* [TASK GOAL]: Copy every one of the entries below word for word, leaving out the pictures.

==== AVAILABLE RECORDS ====

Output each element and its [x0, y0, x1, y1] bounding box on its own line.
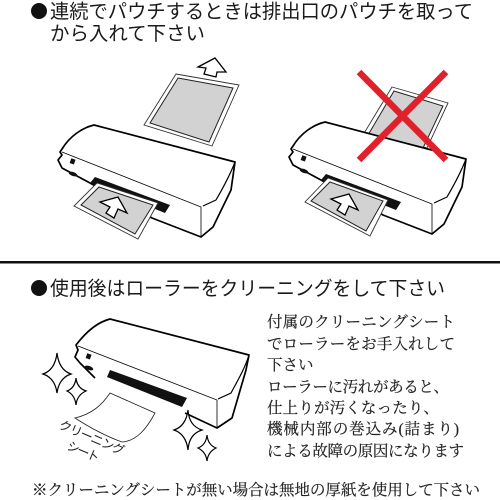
heading: second line: から入れて下さい: [50, 23, 205, 45]
printer: [289, 122, 466, 234]
sheet label: シート: [65, 439, 102, 465]
arrow: pouch entry: [100, 197, 127, 218]
text: cleaning instructions: 機械内部の巻込み(詰まり): [267, 420, 459, 438]
divider: [0, 261, 500, 264]
input pouch: [305, 178, 388, 236]
blocked pouch: [363, 87, 448, 148]
illustration: cleaning: [43, 319, 249, 465]
input pouch: [74, 183, 158, 239]
text: cleaning instructions: ローラーに汚れがあると、: [267, 378, 449, 396]
heading: continuous pouching: 連続でパウチするときは排出口のパウチを取って: [50, 1, 473, 23]
heading: clean rollers: 使用後はローラーをクリーニングをして下さい: [50, 278, 445, 300]
illustration: correct pouching: [58, 58, 239, 239]
illustration: incorrect pouching: [289, 72, 466, 236]
sheet label: クリーニング: [57, 418, 127, 458]
text: cleaning instructions: [267, 313, 464, 460]
text: cleaning instructions: 下さい: [267, 356, 314, 374]
text: cleaning instructions: 付属のクリーニングシート: [267, 313, 455, 331]
roller slot: [107, 370, 187, 407]
cleaning sheet: [75, 393, 155, 442]
footnote: ※クリーニングシートが無い場合は無地の厚紙を使用して下さい: [32, 480, 480, 499]
arrow: pouch exit: [198, 58, 226, 77]
red cross: [359, 72, 446, 160]
printer: [58, 125, 235, 237]
printer body: [75, 319, 249, 428]
arrow: pouch entry: [331, 194, 358, 215]
sparkles: [43, 353, 216, 461]
text: cleaning instructions: 仕上りが汚くなったり、: [267, 399, 439, 417]
text: cleaning instructions: による故障の原因になります: [267, 442, 464, 460]
text: cleaning instructions: でローラーをお手入れして: [267, 335, 455, 353]
finished pouch: [144, 74, 239, 146]
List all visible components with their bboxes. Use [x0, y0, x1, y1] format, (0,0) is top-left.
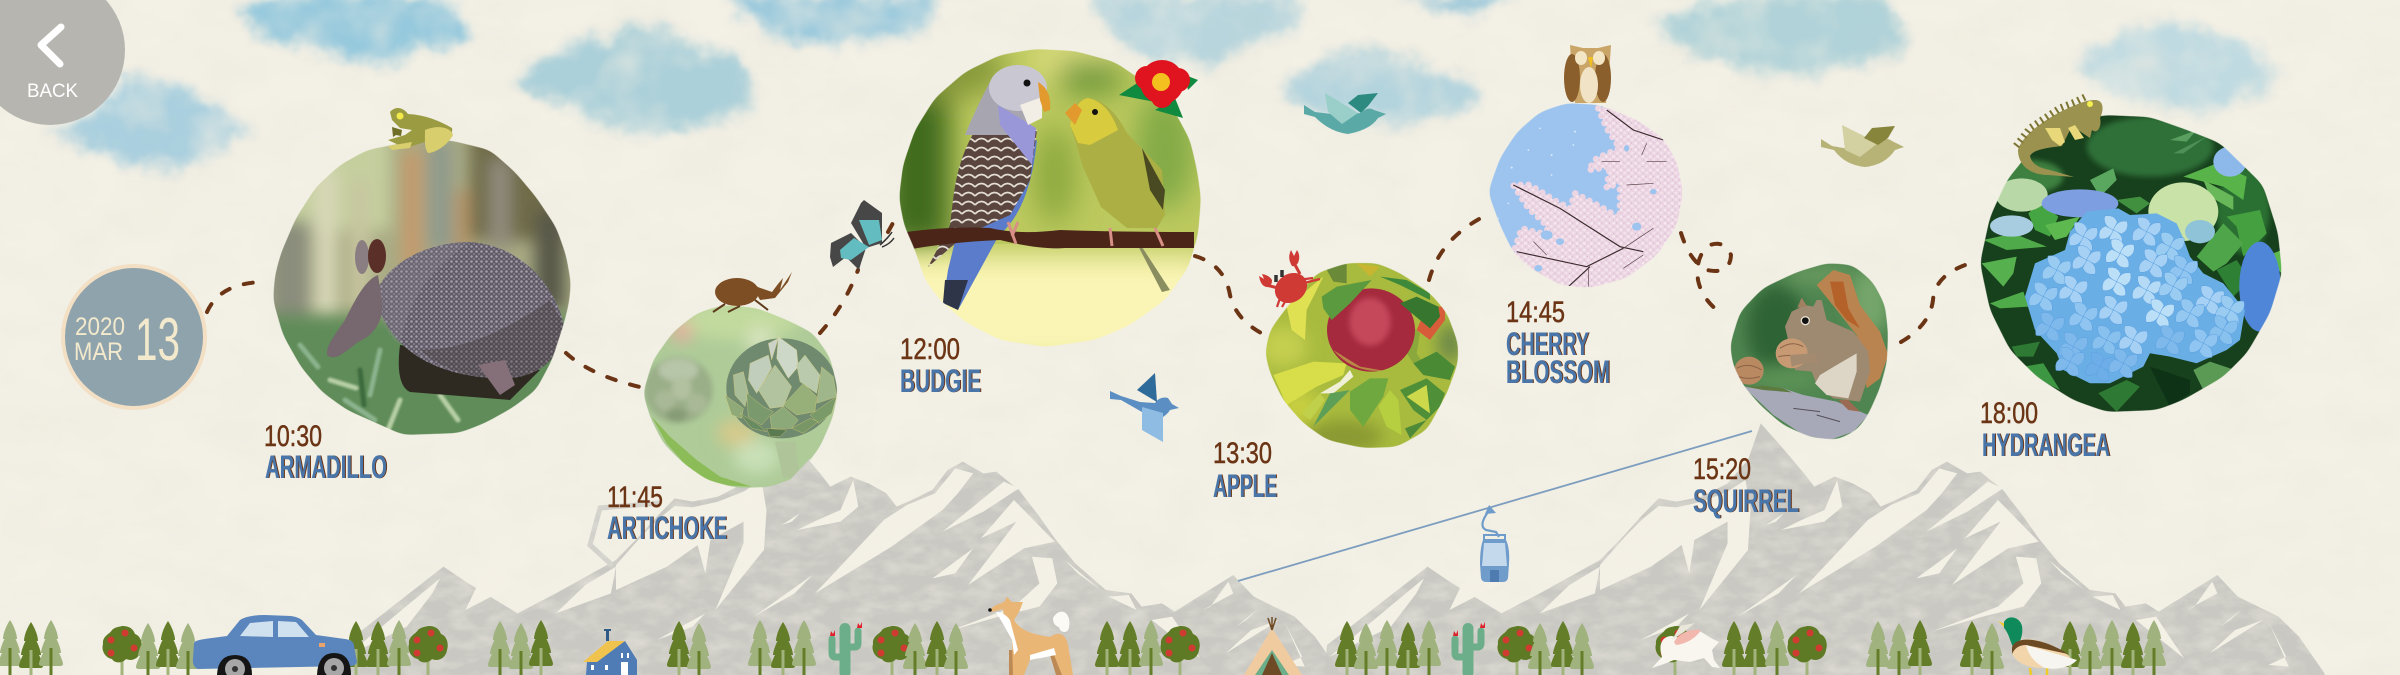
- label: armadillo: [264, 420, 387, 485]
- icon: olive bird: [1821, 125, 1904, 167]
- date year and month: [74, 313, 125, 366]
- photo: artichoke: [644, 306, 838, 488]
- label: artichoke: 11:45: [607, 481, 663, 514]
- label: armadillo: ARMADILLO: [265, 449, 387, 485]
- label: apple: APPLE: [1213, 468, 1277, 504]
- photo: armadillo: [274, 140, 571, 435]
- label: hydrangea: 18:00: [1980, 397, 2038, 430]
- label: apple: [1213, 437, 1277, 504]
- label: armadillo: 10:30: [264, 420, 322, 453]
- label: budgie: 12:00: [900, 333, 960, 366]
- label: artichoke: ARTICHOKE: [607, 510, 727, 546]
- label: budgie: [900, 333, 981, 399]
- label: apple: 13:30: [1213, 437, 1272, 470]
- label: hydrangea: HYDRANGEA: [1982, 427, 2110, 463]
- date year and month: MAR: [74, 338, 123, 366]
- cable car rope: [1238, 431, 1752, 581]
- icon: back chevron: [41, 27, 61, 64]
- photo: cherry blossom: [1490, 103, 1682, 288]
- back label: BACK: [27, 81, 78, 102]
- icon: blue bird: [1110, 373, 1179, 442]
- date badge: [61, 264, 207, 410]
- label: cherry blossom: CHERRY: [1506, 326, 1589, 362]
- label: squirrel: SQUIRREL: [1693, 483, 1799, 519]
- label: cherry blossom: [1506, 296, 1610, 390]
- label: squirrel: [1693, 453, 1799, 519]
- icon: blue car: [193, 615, 357, 675]
- label: hydrangea: [1980, 397, 2110, 463]
- photo: squirrel: [1730, 264, 1888, 440]
- icon: frog: [388, 108, 453, 153]
- left mountain range: [340, 423, 1340, 675]
- icon: gondola: [1480, 505, 1509, 582]
- back button: [0, 0, 125, 125]
- photo: budgies: [900, 49, 1201, 346]
- right mountain range: [1324, 423, 2324, 675]
- icon: owl: [1564, 45, 1611, 103]
- photo: apple: [1266, 262, 1458, 448]
- label: cherry blossom: 14:45: [1506, 296, 1565, 329]
- label: cherry blossom: BLOSSOM: [1506, 354, 1610, 390]
- label: budgie: BUDGIE: [900, 363, 981, 399]
- label: squirrel: 15:20: [1693, 453, 1751, 486]
- icon: mallard duck: [1998, 617, 2077, 675]
- icon: house: [583, 629, 637, 675]
- icon: shiba dog: [988, 597, 1073, 675]
- icon: crab: [1259, 250, 1320, 309]
- icon: rhinoceros beetle: [713, 272, 792, 312]
- row of trees: [0, 620, 2166, 675]
- date year and month: 2020: [75, 313, 125, 341]
- icon: red camellia: [1119, 60, 1198, 118]
- watercolor clouds: [45, 0, 2276, 169]
- icon: tipi: [1244, 617, 1302, 675]
- icon: butterfly: [830, 200, 894, 270]
- date day: 13: [135, 306, 180, 373]
- photo: hydrangea: [1980, 115, 2282, 412]
- icon: teal bird: [1304, 93, 1386, 134]
- icon: iguana: [2016, 97, 2103, 177]
- icon: white rabbit: [1652, 623, 1720, 668]
- label: artichoke: [607, 481, 727, 546]
- trail dashes: [207, 218, 1968, 387]
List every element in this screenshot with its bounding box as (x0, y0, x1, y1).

====

* [REPLY TO THE TASK]:
Output each element and its [x0, y0, x1, y1] bounding box on its own line.
heading: second line: から入れて下さい: [50, 23, 205, 45]
printer: [289, 122, 466, 234]
sheet label: シート: [65, 439, 102, 465]
arrow: pouch entry: [100, 197, 127, 218]
text: cleaning instructions: 機械内部の巻込み(詰まり): [267, 420, 459, 438]
divider: [0, 261, 500, 264]
input pouch: [305, 178, 388, 236]
blocked pouch: [363, 87, 448, 148]
illustration: cleaning: [43, 319, 249, 465]
input pouch: [74, 183, 158, 239]
text: cleaning instructions: ローラーに汚れがあると、: [267, 378, 449, 396]
heading: continuous pouching: 連続でパウチするときは排出口のパウチを取って: [50, 1, 473, 23]
heading: clean rollers: 使用後はローラーをクリーニングをして下さい: [50, 278, 445, 300]
illustration: correct pouching: [58, 58, 239, 239]
illustration: incorrect pouching: [289, 72, 466, 236]
sheet label: クリーニング: [57, 418, 127, 458]
text: cleaning instructions: [267, 313, 464, 460]
text: cleaning instructions: 下さい: [267, 356, 314, 374]
text: cleaning instructions: 付属のクリーニングシート: [267, 313, 455, 331]
roller slot: [107, 370, 187, 407]
cleaning sheet: [75, 393, 155, 442]
footnote: ※クリーニングシートが無い場合は無地の厚紙を使用して下さい: [32, 480, 480, 499]
arrow: pouch exit: [198, 58, 226, 77]
red cross: [359, 72, 446, 160]
printer: [58, 125, 235, 237]
printer body: [75, 319, 249, 428]
arrow: pouch entry: [331, 194, 358, 215]
sparkles: [43, 353, 216, 461]
text: cleaning instructions: 仕上りが汚くなったり、: [267, 399, 439, 417]
text: cleaning instructions: による故障の原因になります: [267, 442, 464, 460]
text: cleaning instructions: でローラーをお手入れして: [267, 335, 455, 353]
finished pouch: [144, 74, 239, 146]
List all visible components with their bboxes. Use [x0, y0, x1, y1] format, (0,0) is top-left.
- label: armadillo: [264, 420, 387, 485]
- icon: olive bird: [1821, 125, 1904, 167]
- date year and month: [74, 313, 125, 366]
- photo: artichoke: [644, 306, 838, 488]
- label: artichoke: 11:45: [607, 481, 663, 514]
- label: armadillo: ARMADILLO: [265, 449, 387, 485]
- label: apple: APPLE: [1213, 468, 1277, 504]
- photo: armadillo: [274, 140, 571, 435]
- label: hydrangea: 18:00: [1980, 397, 2038, 430]
- label: apple: [1213, 437, 1277, 504]
- label: armadillo: 10:30: [264, 420, 322, 453]
- label: budgie: 12:00: [900, 333, 960, 366]
- label: artichoke: ARTICHOKE: [607, 510, 727, 546]
- label: budgie: [900, 333, 981, 399]
- label: apple: 13:30: [1213, 437, 1272, 470]
- label: hydrangea: HYDRANGEA: [1982, 427, 2110, 463]
- date year and month: MAR: [74, 338, 123, 366]
- cable car rope: [1238, 431, 1752, 581]
- icon: back chevron: [41, 27, 61, 64]
- photo: cherry blossom: [1490, 103, 1682, 288]
- back label: BACK: [27, 81, 78, 102]
- icon: blue bird: [1110, 373, 1179, 442]
- date badge: [61, 264, 207, 410]
- label: cherry blossom: CHERRY: [1506, 326, 1589, 362]
- label: squirrel: SQUIRREL: [1693, 483, 1799, 519]
- label: cherry blossom: [1506, 296, 1610, 390]
- label: squirrel: [1693, 453, 1799, 519]
- icon: blue car: [193, 615, 357, 675]
- label: hydrangea: [1980, 397, 2110, 463]
- photo: squirrel: [1730, 264, 1888, 440]
- icon: frog: [388, 108, 453, 153]
- left mountain range: [340, 423, 1340, 675]
- icon: gondola: [1480, 505, 1509, 582]
- back button: [0, 0, 125, 125]
- photo: budgies: [900, 49, 1201, 346]
- right mountain range: [1324, 423, 2324, 675]
- icon: owl: [1564, 45, 1611, 103]
- photo: apple: [1266, 262, 1458, 448]
- label: cherry blossom: 14:45: [1506, 296, 1565, 329]
- label: cherry blossom: BLOSSOM: [1506, 354, 1610, 390]
- label: budgie: BUDGIE: [900, 363, 981, 399]
- label: squirrel: 15:20: [1693, 453, 1751, 486]
- icon: mallard duck: [1998, 617, 2077, 675]
- icon: house: [583, 629, 637, 675]
- icon: shiba dog: [988, 597, 1073, 675]
- icon: crab: [1259, 250, 1320, 309]
- icon: rhinoceros beetle: [713, 272, 792, 312]
- row of trees: [0, 620, 2166, 675]
- date year and month: 2020: [75, 313, 125, 341]
- icon: red camellia: [1119, 60, 1198, 118]
- watercolor clouds: [45, 0, 2276, 169]
- icon: tipi: [1244, 617, 1302, 675]
- icon: butterfly: [830, 200, 894, 270]
- date day: 13: [135, 306, 180, 373]
- photo: hydrangea: [1980, 115, 2282, 412]
- icon: teal bird: [1304, 93, 1386, 134]
- icon: iguana: [2016, 97, 2103, 177]
- icon: white rabbit: [1652, 623, 1720, 668]
- label: artichoke: [607, 481, 727, 546]
- trail dashes: [207, 218, 1968, 387]
List every element in this screenshot with its bounding box as (x0, y0, x1, y1).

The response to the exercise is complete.